Sylvia Plath. A cinquant'anni dalla morte, una tra le voci poetiche più energiche del suo secolo
Sylvia Plath (1932 - 1963) è stata una poetessa e scrittrice statunitense. Pubblicò la sua prima lirica alla tenera età di soli otto anni. Portavoce della poesia confessionale, e paladina delle tematiche femministe, il suo canto, affetto dal male di vivere, si fa narrazione densa, una lucida confessione, di un travagliato vissuto intimo, laddove il verso, visionario, incalzante, assume maggiore drammaticità tanto più sono gli eventi dolorosi subiti. Più lacerante è la sofferenza più prorompente è l'impatto verso-emotivo, di colui che scrive e del fruitore che ne sa cogliere l'essenza. Nella poesia Ariel, Sylvia Plath cavalca come un'amazzone Ariel, un fantasmagorico cavallo, suo indissolubile compagno dell'allucinanatorio viaggio. Ariel, come lo spiritello di shakespeariana memoria, di ambigua entità sessuale, ma anche come demone portatore di arcani e funesti presagi, l'arcangelo biblico, colui che è preposto alla cura, all'ira e alla creazione. Ma Ariel in ebraico è anche il leone di Dio, da cui “Leonessa di Dio,/ come in una ci evolviamo,/perno di calcagni e ginocchi! -” Il voler bruciare i tempi, prima della sua morte profetizzata, l'incoercibile voglia di cibarsi degli istanti di vita residui, succhiandola sino al midollo, senza privazione alcuna, di quel verso che si fa pregno di significati oscuri della mente e dei sensi “Boccate di un nero dolce sangue,/ombre.”, e dall'essere attratta ad involarsi in territori ancora inesplorati “Qualcos'altro/mi tira su nell'aria/-cosce, capelli;” come una possibile svestizione del fardello dell'esistenza terrena, sino a sentirsi libera e librante “Bianca/godiva mi spoglio-”. In un divenire dell'eterno ritorno, terra-aria, dove tutto si fa movimento creativo e distruttivo, come mero processo naturale che tutto ri-stabilizza, arricchendo il creato, ”E adesso io/ spumeggio al grano/scintillo di mari”, divenendo parte integrante con gli elementi naturali. Tutto è giustificato, anche il suicidio, a fronte di questo prodigioso rinascere e morire ogni volta, “E io/sono la freccia,/la rugiada che vola,/suicida/in una con la spinta/dentro il rosso/occhio cratere del mattino”.

**Righe del compito**
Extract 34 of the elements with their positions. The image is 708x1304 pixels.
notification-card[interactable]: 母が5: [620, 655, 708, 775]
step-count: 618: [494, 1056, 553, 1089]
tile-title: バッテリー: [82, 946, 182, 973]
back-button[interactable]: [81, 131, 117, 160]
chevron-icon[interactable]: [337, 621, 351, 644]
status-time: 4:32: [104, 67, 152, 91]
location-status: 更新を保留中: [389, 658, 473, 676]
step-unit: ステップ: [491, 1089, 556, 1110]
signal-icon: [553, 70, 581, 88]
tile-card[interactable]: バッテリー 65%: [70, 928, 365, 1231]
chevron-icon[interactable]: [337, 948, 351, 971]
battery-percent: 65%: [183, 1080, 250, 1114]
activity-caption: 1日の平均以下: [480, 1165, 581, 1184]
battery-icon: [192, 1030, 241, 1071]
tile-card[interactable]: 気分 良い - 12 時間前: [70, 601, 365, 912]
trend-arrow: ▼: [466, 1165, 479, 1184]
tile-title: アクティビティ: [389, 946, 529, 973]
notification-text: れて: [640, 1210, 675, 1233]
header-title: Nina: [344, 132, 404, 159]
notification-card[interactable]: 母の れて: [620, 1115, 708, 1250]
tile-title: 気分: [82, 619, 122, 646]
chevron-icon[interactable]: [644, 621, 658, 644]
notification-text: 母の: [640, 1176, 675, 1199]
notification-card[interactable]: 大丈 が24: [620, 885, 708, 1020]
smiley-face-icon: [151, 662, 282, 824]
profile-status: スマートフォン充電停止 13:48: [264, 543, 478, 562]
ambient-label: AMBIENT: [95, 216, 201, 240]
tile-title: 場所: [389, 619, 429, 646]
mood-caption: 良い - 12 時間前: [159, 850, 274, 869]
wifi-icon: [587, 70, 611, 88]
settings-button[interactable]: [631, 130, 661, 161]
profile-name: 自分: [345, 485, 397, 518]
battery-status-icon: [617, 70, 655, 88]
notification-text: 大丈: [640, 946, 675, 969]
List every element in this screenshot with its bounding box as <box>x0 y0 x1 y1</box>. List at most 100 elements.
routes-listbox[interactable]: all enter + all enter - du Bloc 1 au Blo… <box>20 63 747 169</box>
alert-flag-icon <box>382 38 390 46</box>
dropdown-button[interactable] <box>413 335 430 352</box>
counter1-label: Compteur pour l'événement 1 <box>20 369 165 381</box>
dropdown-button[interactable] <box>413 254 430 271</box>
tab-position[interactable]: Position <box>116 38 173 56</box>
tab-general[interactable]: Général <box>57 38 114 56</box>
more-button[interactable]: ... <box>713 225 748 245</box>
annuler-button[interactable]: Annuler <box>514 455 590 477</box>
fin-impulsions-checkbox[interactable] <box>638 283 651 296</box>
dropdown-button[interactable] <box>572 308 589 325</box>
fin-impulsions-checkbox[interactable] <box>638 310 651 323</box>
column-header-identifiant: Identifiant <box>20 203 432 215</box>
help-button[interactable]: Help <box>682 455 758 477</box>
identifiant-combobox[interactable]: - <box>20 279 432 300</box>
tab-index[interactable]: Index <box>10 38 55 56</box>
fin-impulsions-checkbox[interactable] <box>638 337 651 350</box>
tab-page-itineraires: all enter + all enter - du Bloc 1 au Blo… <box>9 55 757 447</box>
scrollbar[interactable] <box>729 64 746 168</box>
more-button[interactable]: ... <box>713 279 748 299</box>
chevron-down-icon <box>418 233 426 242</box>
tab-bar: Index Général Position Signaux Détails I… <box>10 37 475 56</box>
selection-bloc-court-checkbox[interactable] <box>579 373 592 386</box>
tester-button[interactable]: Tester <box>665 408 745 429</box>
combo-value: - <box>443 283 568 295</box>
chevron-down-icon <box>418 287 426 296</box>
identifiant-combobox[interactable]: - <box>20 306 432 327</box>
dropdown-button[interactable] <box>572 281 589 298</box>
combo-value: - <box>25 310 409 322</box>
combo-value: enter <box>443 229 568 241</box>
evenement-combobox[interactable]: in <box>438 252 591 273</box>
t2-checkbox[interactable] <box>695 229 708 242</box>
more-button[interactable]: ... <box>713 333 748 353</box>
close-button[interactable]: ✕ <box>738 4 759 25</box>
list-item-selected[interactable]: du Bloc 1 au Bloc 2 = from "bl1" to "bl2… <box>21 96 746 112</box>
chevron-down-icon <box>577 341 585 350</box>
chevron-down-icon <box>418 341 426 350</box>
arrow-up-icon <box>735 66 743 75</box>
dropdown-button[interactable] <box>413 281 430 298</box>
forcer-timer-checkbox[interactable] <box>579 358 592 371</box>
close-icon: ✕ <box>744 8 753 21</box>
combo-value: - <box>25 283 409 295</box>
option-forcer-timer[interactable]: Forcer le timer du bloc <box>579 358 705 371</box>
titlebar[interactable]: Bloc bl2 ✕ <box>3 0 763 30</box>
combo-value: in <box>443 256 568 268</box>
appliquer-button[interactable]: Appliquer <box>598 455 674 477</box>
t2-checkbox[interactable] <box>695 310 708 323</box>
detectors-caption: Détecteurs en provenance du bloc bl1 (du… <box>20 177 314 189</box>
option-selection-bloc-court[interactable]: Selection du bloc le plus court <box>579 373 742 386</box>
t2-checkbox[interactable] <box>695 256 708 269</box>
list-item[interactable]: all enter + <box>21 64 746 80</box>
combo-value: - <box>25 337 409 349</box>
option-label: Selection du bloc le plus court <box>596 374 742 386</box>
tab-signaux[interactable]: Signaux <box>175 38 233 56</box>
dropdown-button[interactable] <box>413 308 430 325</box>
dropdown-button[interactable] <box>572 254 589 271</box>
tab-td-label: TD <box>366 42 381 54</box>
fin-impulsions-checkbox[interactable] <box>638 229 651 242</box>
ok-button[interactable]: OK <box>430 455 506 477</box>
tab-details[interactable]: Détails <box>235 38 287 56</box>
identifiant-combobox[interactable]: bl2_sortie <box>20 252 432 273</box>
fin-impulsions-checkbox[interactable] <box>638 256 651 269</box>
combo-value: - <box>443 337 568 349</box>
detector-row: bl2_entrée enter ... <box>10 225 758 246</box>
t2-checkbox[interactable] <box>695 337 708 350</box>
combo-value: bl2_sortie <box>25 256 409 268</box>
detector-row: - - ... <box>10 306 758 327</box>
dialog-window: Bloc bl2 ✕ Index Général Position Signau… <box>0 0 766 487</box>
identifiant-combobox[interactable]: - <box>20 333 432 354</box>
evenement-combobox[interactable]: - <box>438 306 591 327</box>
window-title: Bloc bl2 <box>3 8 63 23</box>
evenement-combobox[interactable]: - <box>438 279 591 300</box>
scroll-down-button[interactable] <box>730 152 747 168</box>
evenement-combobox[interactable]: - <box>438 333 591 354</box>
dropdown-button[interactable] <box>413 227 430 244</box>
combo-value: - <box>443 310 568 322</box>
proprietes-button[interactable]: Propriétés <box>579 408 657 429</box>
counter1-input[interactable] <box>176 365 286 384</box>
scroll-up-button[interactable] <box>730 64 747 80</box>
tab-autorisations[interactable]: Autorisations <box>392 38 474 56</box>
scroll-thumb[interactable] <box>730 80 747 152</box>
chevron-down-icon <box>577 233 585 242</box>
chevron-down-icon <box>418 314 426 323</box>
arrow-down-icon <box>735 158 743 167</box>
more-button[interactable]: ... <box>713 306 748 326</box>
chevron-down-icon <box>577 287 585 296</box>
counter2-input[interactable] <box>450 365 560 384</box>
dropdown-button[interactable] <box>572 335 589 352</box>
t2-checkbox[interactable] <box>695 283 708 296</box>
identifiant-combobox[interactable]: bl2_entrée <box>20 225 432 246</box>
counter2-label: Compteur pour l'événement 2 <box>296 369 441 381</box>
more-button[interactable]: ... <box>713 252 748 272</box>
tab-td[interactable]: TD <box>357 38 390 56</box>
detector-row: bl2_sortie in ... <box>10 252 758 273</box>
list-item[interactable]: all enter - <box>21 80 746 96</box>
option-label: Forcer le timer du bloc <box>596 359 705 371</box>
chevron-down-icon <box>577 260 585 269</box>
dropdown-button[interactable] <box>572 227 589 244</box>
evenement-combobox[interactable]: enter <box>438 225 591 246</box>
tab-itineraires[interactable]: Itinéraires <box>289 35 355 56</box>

**Da svolgere**
• 1. Ricopia senza alcuna modifica le righe riportate sopra, dalla prima fino a quella che contiene "location-status: 更新を保留中: [389, 658, 473, 676]", entrambe incluse.
• 2. Prosegui l'articolo su Sylvia Plath dal punto in cui si ferma.

**Risposte scritte**
• 1.
Extract 34 of the elements with their positions. The image is 708x1304 pixels.
notification-card[interactable]: 母が5: [620, 655, 708, 775]
step-count: 618: [494, 1056, 553, 1089]
tile-title: バッテリー: [82, 946, 182, 973]
back-button[interactable]: [81, 131, 117, 160]
chevron-icon[interactable]: [337, 621, 351, 644]
status-time: 4:32: [104, 67, 152, 91]
location-status: 更新を保留中: [389, 658, 473, 676]

• 2.
Stasi nel buio. Poi
l’insostanziale azzurro
versarsi di vette e distanze.
Leonessa di Dio,
come in una ci evolviamo,
perno di calcagni e ginocchi! -
La ruga
s’incide e si cancella, sorella
al bruno arco
del collo che non posso serrare,
bacche
occhiodimoro oscuri
lanciano ami -
Boccate di un nero dolce sangue,
ombre.
Qualcos’altro
mi tira su nell’aria -
cosce, capelli;
dai miei calcagni si squama.
Bianca
godiva, mi spoglio -
morte mani, morte stringenze.
E adesso io
spumeggio al grano, scintillio di mari.
Il pianto del bambino
nel muro si liquefà.
E io
sono la freccia,
la rugiada che vola
suicida, in una con la spinta
dentro il rosso
occhio cratere del mattino.
(Sylvia Plath)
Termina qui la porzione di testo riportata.